[Figure contents as structured data]
** start **

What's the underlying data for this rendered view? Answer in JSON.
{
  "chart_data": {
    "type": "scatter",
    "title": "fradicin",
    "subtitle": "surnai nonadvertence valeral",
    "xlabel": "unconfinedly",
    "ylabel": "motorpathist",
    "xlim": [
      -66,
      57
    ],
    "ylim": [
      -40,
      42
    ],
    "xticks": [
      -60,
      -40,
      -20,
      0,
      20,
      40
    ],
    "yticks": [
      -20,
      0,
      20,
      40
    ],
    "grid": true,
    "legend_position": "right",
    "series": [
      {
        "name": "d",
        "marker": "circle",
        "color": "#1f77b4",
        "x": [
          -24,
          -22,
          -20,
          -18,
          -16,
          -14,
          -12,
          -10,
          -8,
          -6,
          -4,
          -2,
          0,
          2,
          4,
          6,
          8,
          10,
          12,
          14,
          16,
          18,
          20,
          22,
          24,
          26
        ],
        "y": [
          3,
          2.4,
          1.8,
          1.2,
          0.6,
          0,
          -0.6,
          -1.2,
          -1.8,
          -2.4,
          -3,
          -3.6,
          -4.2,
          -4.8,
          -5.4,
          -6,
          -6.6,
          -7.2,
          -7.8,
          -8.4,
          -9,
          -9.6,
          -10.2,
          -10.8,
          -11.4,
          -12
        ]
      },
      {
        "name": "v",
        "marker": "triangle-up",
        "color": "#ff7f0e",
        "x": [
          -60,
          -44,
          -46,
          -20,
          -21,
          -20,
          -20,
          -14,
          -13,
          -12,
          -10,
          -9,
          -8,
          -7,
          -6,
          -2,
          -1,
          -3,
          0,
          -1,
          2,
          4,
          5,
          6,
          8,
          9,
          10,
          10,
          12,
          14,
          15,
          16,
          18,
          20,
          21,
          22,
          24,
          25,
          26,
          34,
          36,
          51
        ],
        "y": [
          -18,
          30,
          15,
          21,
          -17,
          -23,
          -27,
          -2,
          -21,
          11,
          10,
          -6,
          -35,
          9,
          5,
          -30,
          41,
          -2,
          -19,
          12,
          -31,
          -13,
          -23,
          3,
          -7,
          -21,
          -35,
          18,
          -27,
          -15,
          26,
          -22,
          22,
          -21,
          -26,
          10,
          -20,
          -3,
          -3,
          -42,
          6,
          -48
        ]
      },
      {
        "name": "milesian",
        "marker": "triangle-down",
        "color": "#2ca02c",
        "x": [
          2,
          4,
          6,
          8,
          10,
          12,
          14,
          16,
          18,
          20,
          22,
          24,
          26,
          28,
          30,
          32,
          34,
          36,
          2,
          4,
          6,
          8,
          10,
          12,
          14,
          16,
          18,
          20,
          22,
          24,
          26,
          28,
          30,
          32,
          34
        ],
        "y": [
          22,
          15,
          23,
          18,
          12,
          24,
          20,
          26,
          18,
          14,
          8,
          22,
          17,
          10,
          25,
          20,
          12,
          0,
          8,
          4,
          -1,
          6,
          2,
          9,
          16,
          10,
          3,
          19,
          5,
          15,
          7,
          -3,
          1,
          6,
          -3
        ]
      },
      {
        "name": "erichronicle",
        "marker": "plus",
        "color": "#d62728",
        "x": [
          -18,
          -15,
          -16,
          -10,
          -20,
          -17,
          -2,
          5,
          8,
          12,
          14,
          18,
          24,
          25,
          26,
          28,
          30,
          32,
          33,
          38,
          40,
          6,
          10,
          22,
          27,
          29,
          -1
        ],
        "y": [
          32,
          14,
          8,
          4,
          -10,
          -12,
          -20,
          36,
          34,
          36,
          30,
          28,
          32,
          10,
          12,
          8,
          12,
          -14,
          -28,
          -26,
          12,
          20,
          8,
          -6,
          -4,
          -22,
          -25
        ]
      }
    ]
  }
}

** end **

YOUR GOAL: Quote all of the entries exactly as they appear.

SOLUTION TO THE PROBLEM:
What's the underlying data for this rendered view? Answer in JSON.
{
  "chart_data": {
    "type": "scatter",
    "title": "fradicin",
    "subtitle": "surnai nonadvertence valeral",
    "xlabel": "unconfinedly",
    "ylabel": "motorpathist",
    "xlim": [
      -66,
      57
    ],
    "ylim": [
      -40,
      42
    ],
    "xticks": [
      -60,
      -40,
      -20,
      0,
      20,
      40
    ],
    "yticks": [
      -20,
      0,
      20,
      40
    ],
    "grid": true,
    "legend_position": "right",
    "series": [
      {
        "name": "d",
        "marker": "circle",
        "color": "#1f77b4",
        "x": [
          -24,
          -22,
          -20,
          -18,
          -16,
          -14,
          -12,
          -10,
          -8,
          -6,
          -4,
          -2,
          0,
          2,
          4,
          6,
          8,
          10,
          12,
          14,
          16,
          18,
          20,
          22,
          24,
          26
        ],
        "y": [
          3,
          2.4,
          1.8,
          1.2,
          0.6,
          0,
          -0.6,
          -1.2,
          -1.8,
          -2.4,
          -3,
          -3.6,
          -4.2,
          -4.8,
          -5.4,
          -6,
          -6.6,
          -7.2,
          -7.8,
          -8.4,
          -9,
          -9.6,
          -10.2,
          -10.8,
          -11.4,
          -12
        ]
      },
      {
        "name": "v",
        "marker": "triangle-up",
        "color": "#ff7f0e",
        "x": [
          -60,
          -44,
          -46,
          -20,
          -21,
          -20,
          -20,
          -14,
          -13,
          -12,
          -10,
          -9,
          -8,
          -7,
          -6,
          -2,
          -1,
          -3,
          0,
          -1,
          2,
          4,
          5,
          6,
          8,
          9,
          10,
          10,
          12,
          14,
          15,
          16,
          18,
          20,
          21,
          22,
          24,
          25,
          26,
          34,
          36,
          51
        ],
        "y": [
          -18,
          30,
          15,
          21,
          -17,
          -23,
          -27,
          -2,
          -21,
          11,
          10,
          -6,
          -35,
          9,
          5,
          -30,
          41,
          -2,
          -19,
          12,
          -31,
          -13,
          -23,
          3,
          -7,
          -21,
          -35,
          18,
          -27,
          -15,
          26,
          -22,
          22,
          -21,
          -26,
          10,
          -20,
          -3,
          -3,
          -42,
          6,
          -48
        ]
      },
      {
        "name": "milesian",
        "marker": "triangle-down",
        "color": "#2ca02c",
        "x": [
          2,
          4,
          6,
          8,
          10,
          12,
          14,
          16,
          18,
          20,
          22,
          24,
          26,
          28,
          30,
          32,
          34,
          36,
          2,
          4,
          6,
          8,
          10,
          12,
          14,
          16,
          18,
          20,
          22,
          24,
          26,
          28,
          30,
          32,
          34
        ],
        "y": [
          22,
          15,
          23,
          18,
          12,
          24,
          20,
          26,
          18,
          14,
          8,
          22,
          17,
          10,
          25,
          20,
          12,
          0,
          8,
          4,
          -1,
          6,
          2,
          9,
          16,
          10,
          3,
          19,
          5,
          15,
          7,
          -3,
          1,
          6,
          -3
        ]
      },
      {
        "name": "erichronicle",
        "marker": "plus",
        "color": "#d62728",
        "x": [
          -18,
          -15,
          -16,
          -10,
          -20,
          -17,
          -2,
          5,
          8,
          12,
          14,
          18,
          24,
          25,
          26,
          28,
          30,
          32,
          33,
          38,
          40,
          6,
          10,
          22,
          27,
          29,
          -1
        ],
        "y": [
          32,
          14,
          8,
          4,
          -10,
          -12,
          -20,
          36,
          34,
          36,
          30,
          28,
          32,
          10,
          12,
          8,
          12,
          -14,
          -28,
          -26,
          12,
          20,
          8,
          -6,
          -4,
          -22,
          -25
        ]
      }
    ]
  }
}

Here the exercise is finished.